* START Input for this task *

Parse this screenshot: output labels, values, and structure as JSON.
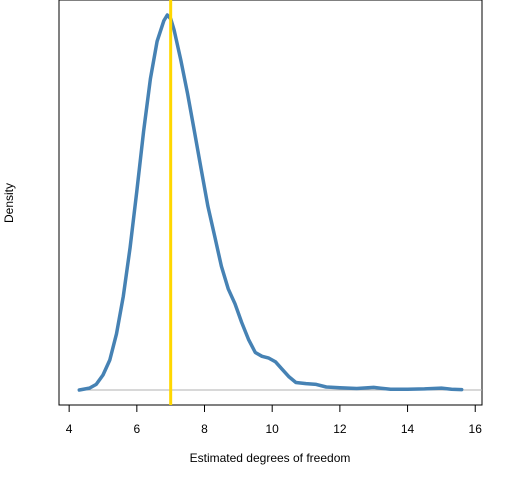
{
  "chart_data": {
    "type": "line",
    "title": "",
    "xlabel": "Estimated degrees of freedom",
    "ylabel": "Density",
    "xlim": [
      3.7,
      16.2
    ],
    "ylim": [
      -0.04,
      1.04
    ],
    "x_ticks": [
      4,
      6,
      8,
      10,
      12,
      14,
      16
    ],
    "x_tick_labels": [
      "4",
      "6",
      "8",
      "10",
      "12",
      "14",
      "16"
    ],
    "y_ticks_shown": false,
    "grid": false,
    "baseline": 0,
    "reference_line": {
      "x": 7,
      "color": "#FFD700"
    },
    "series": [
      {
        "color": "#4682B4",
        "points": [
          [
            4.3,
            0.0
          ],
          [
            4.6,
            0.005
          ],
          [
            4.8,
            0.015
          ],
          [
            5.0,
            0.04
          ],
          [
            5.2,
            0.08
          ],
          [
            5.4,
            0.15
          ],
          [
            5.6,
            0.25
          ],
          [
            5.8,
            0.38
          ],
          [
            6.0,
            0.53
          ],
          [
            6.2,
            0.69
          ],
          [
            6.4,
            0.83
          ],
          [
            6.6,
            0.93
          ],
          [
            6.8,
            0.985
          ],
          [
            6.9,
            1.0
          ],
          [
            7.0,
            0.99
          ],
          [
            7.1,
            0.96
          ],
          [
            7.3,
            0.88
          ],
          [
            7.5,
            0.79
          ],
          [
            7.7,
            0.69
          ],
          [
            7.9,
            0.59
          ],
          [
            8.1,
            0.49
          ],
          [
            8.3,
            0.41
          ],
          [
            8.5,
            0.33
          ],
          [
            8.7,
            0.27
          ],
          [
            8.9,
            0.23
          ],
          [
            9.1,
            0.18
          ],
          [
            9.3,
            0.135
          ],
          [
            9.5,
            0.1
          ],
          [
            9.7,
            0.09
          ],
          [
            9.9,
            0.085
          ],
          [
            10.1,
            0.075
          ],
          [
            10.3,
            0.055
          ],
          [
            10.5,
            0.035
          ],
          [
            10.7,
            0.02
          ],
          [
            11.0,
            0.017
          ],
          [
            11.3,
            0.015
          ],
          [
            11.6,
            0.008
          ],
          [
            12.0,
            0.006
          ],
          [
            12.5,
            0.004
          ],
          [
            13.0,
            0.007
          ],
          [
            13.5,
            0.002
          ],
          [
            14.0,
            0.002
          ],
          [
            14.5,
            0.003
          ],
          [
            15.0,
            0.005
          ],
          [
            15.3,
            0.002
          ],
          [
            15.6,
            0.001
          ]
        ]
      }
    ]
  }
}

* END Input for this task *

◆ **Problem requirements**: Without the pictures, reproduce every line of the records above exactly.

◆ **Response to the task**:
Parse this screenshot: output labels, values, and structure as JSON.
{
  "chart_data": {
    "type": "line",
    "title": "",
    "xlabel": "Estimated degrees of freedom",
    "ylabel": "Density",
    "xlim": [
      3.7,
      16.2
    ],
    "ylim": [
      -0.04,
      1.04
    ],
    "x_ticks": [
      4,
      6,
      8,
      10,
      12,
      14,
      16
    ],
    "x_tick_labels": [
      "4",
      "6",
      "8",
      "10",
      "12",
      "14",
      "16"
    ],
    "y_ticks_shown": false,
    "grid": false,
    "baseline": 0,
    "reference_line": {
      "x": 7,
      "color": "#FFD700"
    },
    "series": [
      {
        "color": "#4682B4",
        "points": [
          [
            4.3,
            0.0
          ],
          [
            4.6,
            0.005
          ],
          [
            4.8,
            0.015
          ],
          [
            5.0,
            0.04
          ],
          [
            5.2,
            0.08
          ],
          [
            5.4,
            0.15
          ],
          [
            5.6,
            0.25
          ],
          [
            5.8,
            0.38
          ],
          [
            6.0,
            0.53
          ],
          [
            6.2,
            0.69
          ],
          [
            6.4,
            0.83
          ],
          [
            6.6,
            0.93
          ],
          [
            6.8,
            0.985
          ],
          [
            6.9,
            1.0
          ],
          [
            7.0,
            0.99
          ],
          [
            7.1,
            0.96
          ],
          [
            7.3,
            0.88
          ],
          [
            7.5,
            0.79
          ],
          [
            7.7,
            0.69
          ],
          [
            7.9,
            0.59
          ],
          [
            8.1,
            0.49
          ],
          [
            8.3,
            0.41
          ],
          [
            8.5,
            0.33
          ],
          [
            8.7,
            0.27
          ],
          [
            8.9,
            0.23
          ],
          [
            9.1,
            0.18
          ],
          [
            9.3,
            0.135
          ],
          [
            9.5,
            0.1
          ],
          [
            9.7,
            0.09
          ],
          [
            9.9,
            0.085
          ],
          [
            10.1,
            0.075
          ],
          [
            10.3,
            0.055
          ],
          [
            10.5,
            0.035
          ],
          [
            10.7,
            0.02
          ],
          [
            11.0,
            0.017
          ],
          [
            11.3,
            0.015
          ],
          [
            11.6,
            0.008
          ],
          [
            12.0,
            0.006
          ],
          [
            12.5,
            0.004
          ],
          [
            13.0,
            0.007
          ],
          [
            13.5,
            0.002
          ],
          [
            14.0,
            0.002
          ],
          [
            14.5,
            0.003
          ],
          [
            15.0,
            0.005
          ],
          [
            15.3,
            0.002
          ],
          [
            15.6,
            0.001
          ]
        ]
      }
    ]
  }
}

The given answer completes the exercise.